DATASET:
---*---

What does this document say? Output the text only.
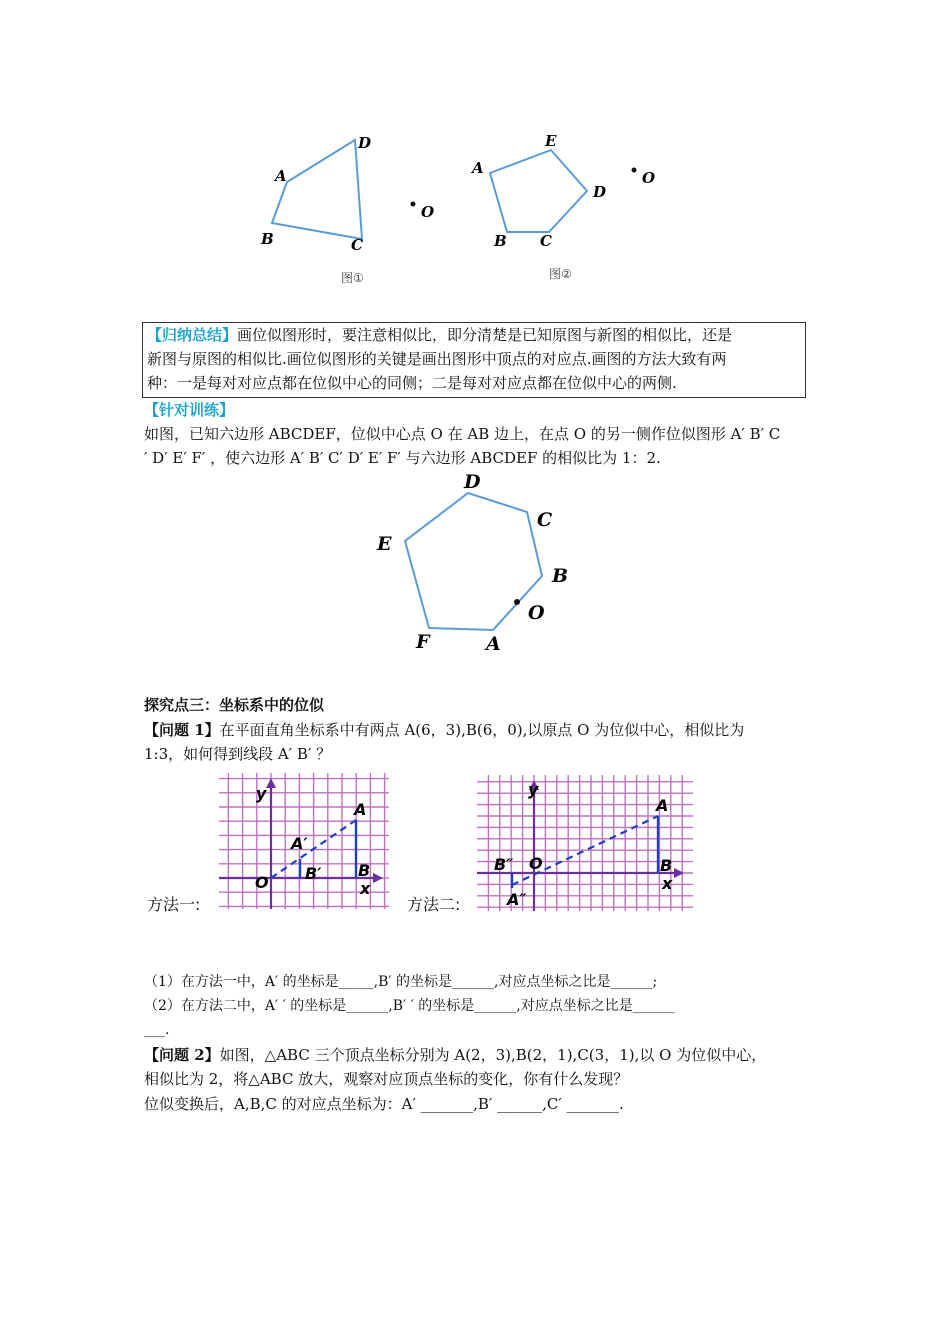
D
A
B	C
O
图①
E
A
D
B C
O
图②
【归纳总结】画位似图形时，要注意相似比，即分清楚是已知原图与新图的相似比，还是
新图与原图的相似比.画位似图形的关键是画出图形中顶点的对应点.画图的方法大致有两
种：一是每对对应点都在位似中心的同侧；二是每对对应点都在位似中心的两侧.
【针对训练】
如图，已知六边形 ABCDEF，位似中心点 O 在 AB 边上，在点 O 的另一侧作位似图形 A′ B′ C
′ D′ E′ F′ ，使六边形 A′ B′ C′ D′ E′ F′ 与六边形 ABCDEF 的相似比为 1：2.
D
C
E
B
O
F	A
探究点三：坐标系中的位似
【问题 1】在平面直角坐标系中有两点 A(6，3),B(6，0),以原点 O 为位似中心，相似比为
1:3，如何得到线段 A′ B′ ？
y
O
A′
B′
A
B
x
方法一:
y
O
B″
A″
A
B
x
方法二:
（1）在方法一中，A′ 的坐标是_____,B′ 的坐标是______,对应点坐标之比是______;
（2）在方法二中，A′ ′ 的坐标是______,B′ ′ 的坐标是______,对应点坐标之比是______
___.
【问题 2】如图，△ABC 三个顶点坐标分别为 A(2，3),B(2，1),C(3，1),以 O 为位似中心，
相似比为 2，将△ABC 放大，观察对应顶点坐标的变化，你有什么发现？
位似变换后，A,B,C 的对应点坐标为：A′ _______,B′ ______,C′ _______.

---*---

REQUIRED WORK: Reproduce all of the material above word for word. Omit the pictures.

TASK SOLUTION:
What does this document say? Output the text only.
D
A
B	C
O
图①
E
A
D
B C
O
图②
【归纳总结】画位似图形时，要注意相似比，即分清楚是已知原图与新图的相似比，还是
新图与原图的相似比.画位似图形的关键是画出图形中顶点的对应点.画图的方法大致有两
种：一是每对对应点都在位似中心的同侧；二是每对对应点都在位似中心的两侧.
【针对训练】
如图，已知六边形 ABCDEF，位似中心点 O 在 AB 边上，在点 O 的另一侧作位似图形 A′ B′ C
′ D′ E′ F′ ，使六边形 A′ B′ C′ D′ E′ F′ 与六边形 ABCDEF 的相似比为 1：2.
D
C
E
B
O
F	A
探究点三：坐标系中的位似
【问题 1】在平面直角坐标系中有两点 A(6，3),B(6，0),以原点 O 为位似中心，相似比为
1:3，如何得到线段 A′ B′ ？
y
O
A′
B′
A
B
x
方法一:
y
O
B″
A″
A
B
x
方法二:
（1）在方法一中，A′ 的坐标是_____,B′ 的坐标是______,对应点坐标之比是______;
（2）在方法二中，A′ ′ 的坐标是______,B′ ′ 的坐标是______,对应点坐标之比是______
___.
【问题 2】如图，△ABC 三个顶点坐标分别为 A(2，3),B(2，1),C(3，1),以 O 为位似中心，
相似比为 2，将△ABC 放大，观察对应顶点坐标的变化，你有什么发现？
位似变换后，A,B,C 的对应点坐标为：A′ _______,B′ ______,C′ _______.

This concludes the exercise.